Problem requirements
Below is a block of records; reproduce all of them exactly and leave out any pictures.

Data for the task
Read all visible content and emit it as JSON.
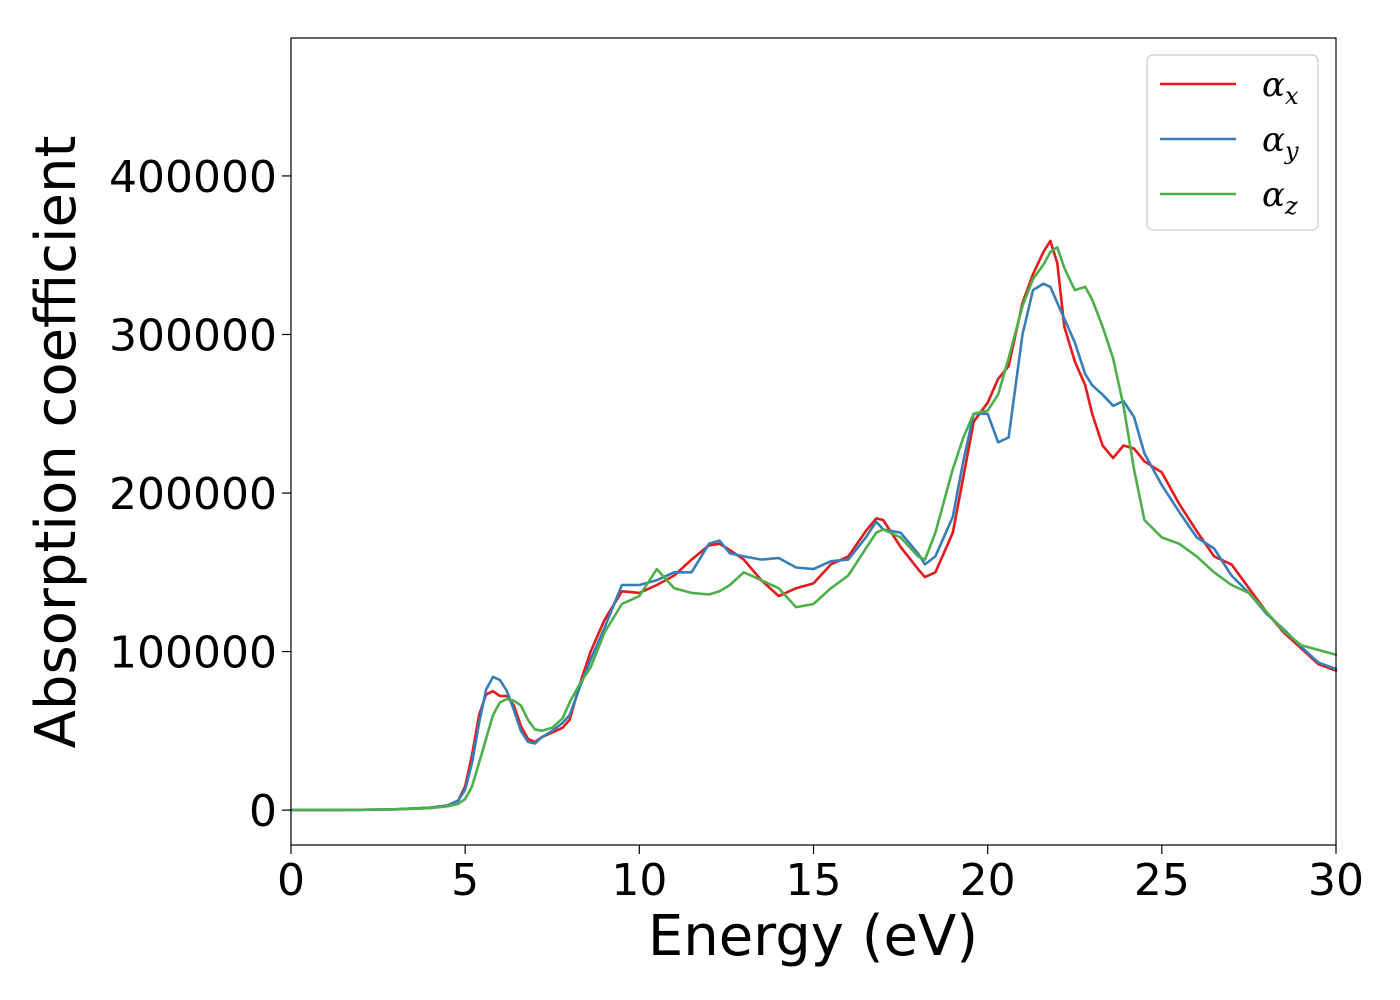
{
  "chart_data": {
    "type": "line",
    "title": "",
    "xlabel": "Energy (eV)",
    "ylabel": "Absorption coefficient",
    "xlim": [
      0,
      30
    ],
    "ylim": [
      -22000,
      487000
    ],
    "xticks": [
      0,
      5,
      10,
      15,
      20,
      25,
      30
    ],
    "yticks": [
      0,
      100000,
      200000,
      300000,
      400000
    ],
    "grid": false,
    "legend_position": "top-right",
    "series": [
      {
        "name": "αx",
        "symbol": "α",
        "subscript": "x",
        "color": "#e41a1c",
        "x": [
          0,
          1,
          2,
          3,
          4,
          4.5,
          4.8,
          5.0,
          5.2,
          5.4,
          5.6,
          5.8,
          6.0,
          6.2,
          6.4,
          6.6,
          6.8,
          7.0,
          7.2,
          7.5,
          7.8,
          8.0,
          8.3,
          8.6,
          9.0,
          9.5,
          10.0,
          10.5,
          11.0,
          11.5,
          12.0,
          12.3,
          12.6,
          13.0,
          13.5,
          14.0,
          14.5,
          15.0,
          15.5,
          16.0,
          16.5,
          16.8,
          17.0,
          17.5,
          18.0,
          18.2,
          18.5,
          19.0,
          19.3,
          19.6,
          20.0,
          20.3,
          20.6,
          21.0,
          21.3,
          21.6,
          21.8,
          22.0,
          22.2,
          22.5,
          22.8,
          23.0,
          23.3,
          23.6,
          23.9,
          24.2,
          24.5,
          25.0,
          25.5,
          26.0,
          26.5,
          27.0,
          27.5,
          28.0,
          28.5,
          29.0,
          29.5,
          30.0
        ],
        "values": [
          0,
          0,
          200,
          500,
          1500,
          3000,
          6000,
          15000,
          35000,
          60000,
          73000,
          75000,
          72000,
          72000,
          66000,
          53000,
          45000,
          43000,
          46000,
          49000,
          52000,
          57000,
          80000,
          100000,
          120000,
          138000,
          137000,
          142000,
          148000,
          158000,
          167000,
          168000,
          164000,
          158000,
          145000,
          135000,
          140000,
          143000,
          155000,
          160000,
          176000,
          184000,
          183000,
          166000,
          152000,
          147000,
          150000,
          175000,
          210000,
          245000,
          257000,
          272000,
          280000,
          320000,
          338000,
          352000,
          359000,
          345000,
          305000,
          283000,
          268000,
          250000,
          230000,
          222000,
          230000,
          228000,
          220000,
          213000,
          193000,
          176000,
          160000,
          155000,
          140000,
          125000,
          112000,
          102000,
          92000,
          88000
        ]
      },
      {
        "name": "αy",
        "symbol": "α",
        "subscript": "y",
        "color": "#377eb8",
        "x": [
          0,
          1,
          2,
          3,
          4,
          4.5,
          4.8,
          5.0,
          5.2,
          5.4,
          5.6,
          5.8,
          6.0,
          6.2,
          6.4,
          6.6,
          6.8,
          7.0,
          7.2,
          7.5,
          7.8,
          8.0,
          8.3,
          8.6,
          9.0,
          9.5,
          10.0,
          10.5,
          11.0,
          11.5,
          12.0,
          12.3,
          12.6,
          13.0,
          13.5,
          14.0,
          14.5,
          15.0,
          15.5,
          16.0,
          16.5,
          16.8,
          17.0,
          17.5,
          18.0,
          18.2,
          18.5,
          19.0,
          19.3,
          19.6,
          20.0,
          20.3,
          20.6,
          21.0,
          21.3,
          21.6,
          21.8,
          22.0,
          22.2,
          22.5,
          22.8,
          23.0,
          23.3,
          23.6,
          23.9,
          24.2,
          24.5,
          25.0,
          25.5,
          26.0,
          26.5,
          27.0,
          27.5,
          28.0,
          28.5,
          29.0,
          29.5,
          30.0
        ],
        "values": [
          0,
          0,
          200,
          500,
          1500,
          3000,
          6000,
          13000,
          30000,
          55000,
          76000,
          84000,
          82000,
          75000,
          63000,
          50000,
          43000,
          42000,
          46000,
          50000,
          55000,
          60000,
          78000,
          95000,
          115000,
          142000,
          142000,
          145000,
          150000,
          150000,
          168000,
          170000,
          162000,
          160000,
          158000,
          159000,
          153000,
          152000,
          157000,
          158000,
          172000,
          182000,
          177000,
          175000,
          162000,
          155000,
          160000,
          185000,
          220000,
          250000,
          250000,
          232000,
          235000,
          300000,
          328000,
          332000,
          330000,
          320000,
          310000,
          295000,
          275000,
          268000,
          262000,
          255000,
          258000,
          248000,
          225000,
          205000,
          188000,
          172000,
          165000,
          148000,
          137000,
          124000,
          114000,
          103000,
          93000,
          89000
        ]
      },
      {
        "name": "αz",
        "symbol": "α",
        "subscript": "z",
        "color": "#4daf4a",
        "x": [
          0,
          1,
          2,
          3,
          4,
          4.5,
          4.8,
          5.0,
          5.2,
          5.4,
          5.6,
          5.8,
          6.0,
          6.2,
          6.4,
          6.6,
          6.8,
          7.0,
          7.2,
          7.5,
          7.8,
          8.0,
          8.3,
          8.6,
          9.0,
          9.5,
          10.0,
          10.5,
          11.0,
          11.5,
          12.0,
          12.3,
          12.6,
          13.0,
          13.5,
          14.0,
          14.5,
          15.0,
          15.5,
          16.0,
          16.5,
          16.8,
          17.0,
          17.5,
          18.0,
          18.2,
          18.5,
          19.0,
          19.3,
          19.6,
          20.0,
          20.3,
          20.6,
          21.0,
          21.3,
          21.6,
          21.8,
          22.0,
          22.2,
          22.5,
          22.8,
          23.0,
          23.3,
          23.6,
          23.9,
          24.2,
          24.5,
          25.0,
          25.5,
          26.0,
          26.5,
          27.0,
          27.5,
          28.0,
          28.5,
          29.0,
          29.5,
          30.0
        ],
        "values": [
          0,
          0,
          200,
          500,
          1200,
          2500,
          4000,
          7000,
          15000,
          30000,
          45000,
          60000,
          68000,
          70000,
          69000,
          66000,
          57000,
          51000,
          50000,
          52000,
          58000,
          68000,
          80000,
          90000,
          112000,
          130000,
          135000,
          152000,
          140000,
          137000,
          136000,
          138000,
          142000,
          150000,
          145000,
          140000,
          128000,
          130000,
          140000,
          148000,
          165000,
          175000,
          177000,
          172000,
          160000,
          158000,
          175000,
          215000,
          235000,
          250000,
          252000,
          262000,
          285000,
          318000,
          335000,
          344000,
          352000,
          355000,
          342000,
          328000,
          330000,
          322000,
          305000,
          285000,
          255000,
          215000,
          183000,
          172000,
          168000,
          160000,
          150000,
          142000,
          137000,
          125000,
          113000,
          104000,
          101000,
          98000
        ]
      }
    ]
  }
}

Answer to the task
Read all visible content and emit it as JSON.
{
  "chart_data": {
    "type": "line",
    "title": "",
    "xlabel": "Energy (eV)",
    "ylabel": "Absorption coefficient",
    "xlim": [
      0,
      30
    ],
    "ylim": [
      -22000,
      487000
    ],
    "xticks": [
      0,
      5,
      10,
      15,
      20,
      25,
      30
    ],
    "yticks": [
      0,
      100000,
      200000,
      300000,
      400000
    ],
    "grid": false,
    "legend_position": "top-right",
    "series": [
      {
        "name": "αx",
        "symbol": "α",
        "subscript": "x",
        "color": "#e41a1c",
        "x": [
          0,
          1,
          2,
          3,
          4,
          4.5,
          4.8,
          5.0,
          5.2,
          5.4,
          5.6,
          5.8,
          6.0,
          6.2,
          6.4,
          6.6,
          6.8,
          7.0,
          7.2,
          7.5,
          7.8,
          8.0,
          8.3,
          8.6,
          9.0,
          9.5,
          10.0,
          10.5,
          11.0,
          11.5,
          12.0,
          12.3,
          12.6,
          13.0,
          13.5,
          14.0,
          14.5,
          15.0,
          15.5,
          16.0,
          16.5,
          16.8,
          17.0,
          17.5,
          18.0,
          18.2,
          18.5,
          19.0,
          19.3,
          19.6,
          20.0,
          20.3,
          20.6,
          21.0,
          21.3,
          21.6,
          21.8,
          22.0,
          22.2,
          22.5,
          22.8,
          23.0,
          23.3,
          23.6,
          23.9,
          24.2,
          24.5,
          25.0,
          25.5,
          26.0,
          26.5,
          27.0,
          27.5,
          28.0,
          28.5,
          29.0,
          29.5,
          30.0
        ],
        "values": [
          0,
          0,
          200,
          500,
          1500,
          3000,
          6000,
          15000,
          35000,
          60000,
          73000,
          75000,
          72000,
          72000,
          66000,
          53000,
          45000,
          43000,
          46000,
          49000,
          52000,
          57000,
          80000,
          100000,
          120000,
          138000,
          137000,
          142000,
          148000,
          158000,
          167000,
          168000,
          164000,
          158000,
          145000,
          135000,
          140000,
          143000,
          155000,
          160000,
          176000,
          184000,
          183000,
          166000,
          152000,
          147000,
          150000,
          175000,
          210000,
          245000,
          257000,
          272000,
          280000,
          320000,
          338000,
          352000,
          359000,
          345000,
          305000,
          283000,
          268000,
          250000,
          230000,
          222000,
          230000,
          228000,
          220000,
          213000,
          193000,
          176000,
          160000,
          155000,
          140000,
          125000,
          112000,
          102000,
          92000,
          88000
        ]
      },
      {
        "name": "αy",
        "symbol": "α",
        "subscript": "y",
        "color": "#377eb8",
        "x": [
          0,
          1,
          2,
          3,
          4,
          4.5,
          4.8,
          5.0,
          5.2,
          5.4,
          5.6,
          5.8,
          6.0,
          6.2,
          6.4,
          6.6,
          6.8,
          7.0,
          7.2,
          7.5,
          7.8,
          8.0,
          8.3,
          8.6,
          9.0,
          9.5,
          10.0,
          10.5,
          11.0,
          11.5,
          12.0,
          12.3,
          12.6,
          13.0,
          13.5,
          14.0,
          14.5,
          15.0,
          15.5,
          16.0,
          16.5,
          16.8,
          17.0,
          17.5,
          18.0,
          18.2,
          18.5,
          19.0,
          19.3,
          19.6,
          20.0,
          20.3,
          20.6,
          21.0,
          21.3,
          21.6,
          21.8,
          22.0,
          22.2,
          22.5,
          22.8,
          23.0,
          23.3,
          23.6,
          23.9,
          24.2,
          24.5,
          25.0,
          25.5,
          26.0,
          26.5,
          27.0,
          27.5,
          28.0,
          28.5,
          29.0,
          29.5,
          30.0
        ],
        "values": [
          0,
          0,
          200,
          500,
          1500,
          3000,
          6000,
          13000,
          30000,
          55000,
          76000,
          84000,
          82000,
          75000,
          63000,
          50000,
          43000,
          42000,
          46000,
          50000,
          55000,
          60000,
          78000,
          95000,
          115000,
          142000,
          142000,
          145000,
          150000,
          150000,
          168000,
          170000,
          162000,
          160000,
          158000,
          159000,
          153000,
          152000,
          157000,
          158000,
          172000,
          182000,
          177000,
          175000,
          162000,
          155000,
          160000,
          185000,
          220000,
          250000,
          250000,
          232000,
          235000,
          300000,
          328000,
          332000,
          330000,
          320000,
          310000,
          295000,
          275000,
          268000,
          262000,
          255000,
          258000,
          248000,
          225000,
          205000,
          188000,
          172000,
          165000,
          148000,
          137000,
          124000,
          114000,
          103000,
          93000,
          89000
        ]
      },
      {
        "name": "αz",
        "symbol": "α",
        "subscript": "z",
        "color": "#4daf4a",
        "x": [
          0,
          1,
          2,
          3,
          4,
          4.5,
          4.8,
          5.0,
          5.2,
          5.4,
          5.6,
          5.8,
          6.0,
          6.2,
          6.4,
          6.6,
          6.8,
          7.0,
          7.2,
          7.5,
          7.8,
          8.0,
          8.3,
          8.6,
          9.0,
          9.5,
          10.0,
          10.5,
          11.0,
          11.5,
          12.0,
          12.3,
          12.6,
          13.0,
          13.5,
          14.0,
          14.5,
          15.0,
          15.5,
          16.0,
          16.5,
          16.8,
          17.0,
          17.5,
          18.0,
          18.2,
          18.5,
          19.0,
          19.3,
          19.6,
          20.0,
          20.3,
          20.6,
          21.0,
          21.3,
          21.6,
          21.8,
          22.0,
          22.2,
          22.5,
          22.8,
          23.0,
          23.3,
          23.6,
          23.9,
          24.2,
          24.5,
          25.0,
          25.5,
          26.0,
          26.5,
          27.0,
          27.5,
          28.0,
          28.5,
          29.0,
          29.5,
          30.0
        ],
        "values": [
          0,
          0,
          200,
          500,
          1200,
          2500,
          4000,
          7000,
          15000,
          30000,
          45000,
          60000,
          68000,
          70000,
          69000,
          66000,
          57000,
          51000,
          50000,
          52000,
          58000,
          68000,
          80000,
          90000,
          112000,
          130000,
          135000,
          152000,
          140000,
          137000,
          136000,
          138000,
          142000,
          150000,
          145000,
          140000,
          128000,
          130000,
          140000,
          148000,
          165000,
          175000,
          177000,
          172000,
          160000,
          158000,
          175000,
          215000,
          235000,
          250000,
          252000,
          262000,
          285000,
          318000,
          335000,
          344000,
          352000,
          355000,
          342000,
          328000,
          330000,
          322000,
          305000,
          285000,
          255000,
          215000,
          183000,
          172000,
          168000,
          160000,
          150000,
          142000,
          137000,
          125000,
          113000,
          104000,
          101000,
          98000
        ]
      }
    ]
  }
}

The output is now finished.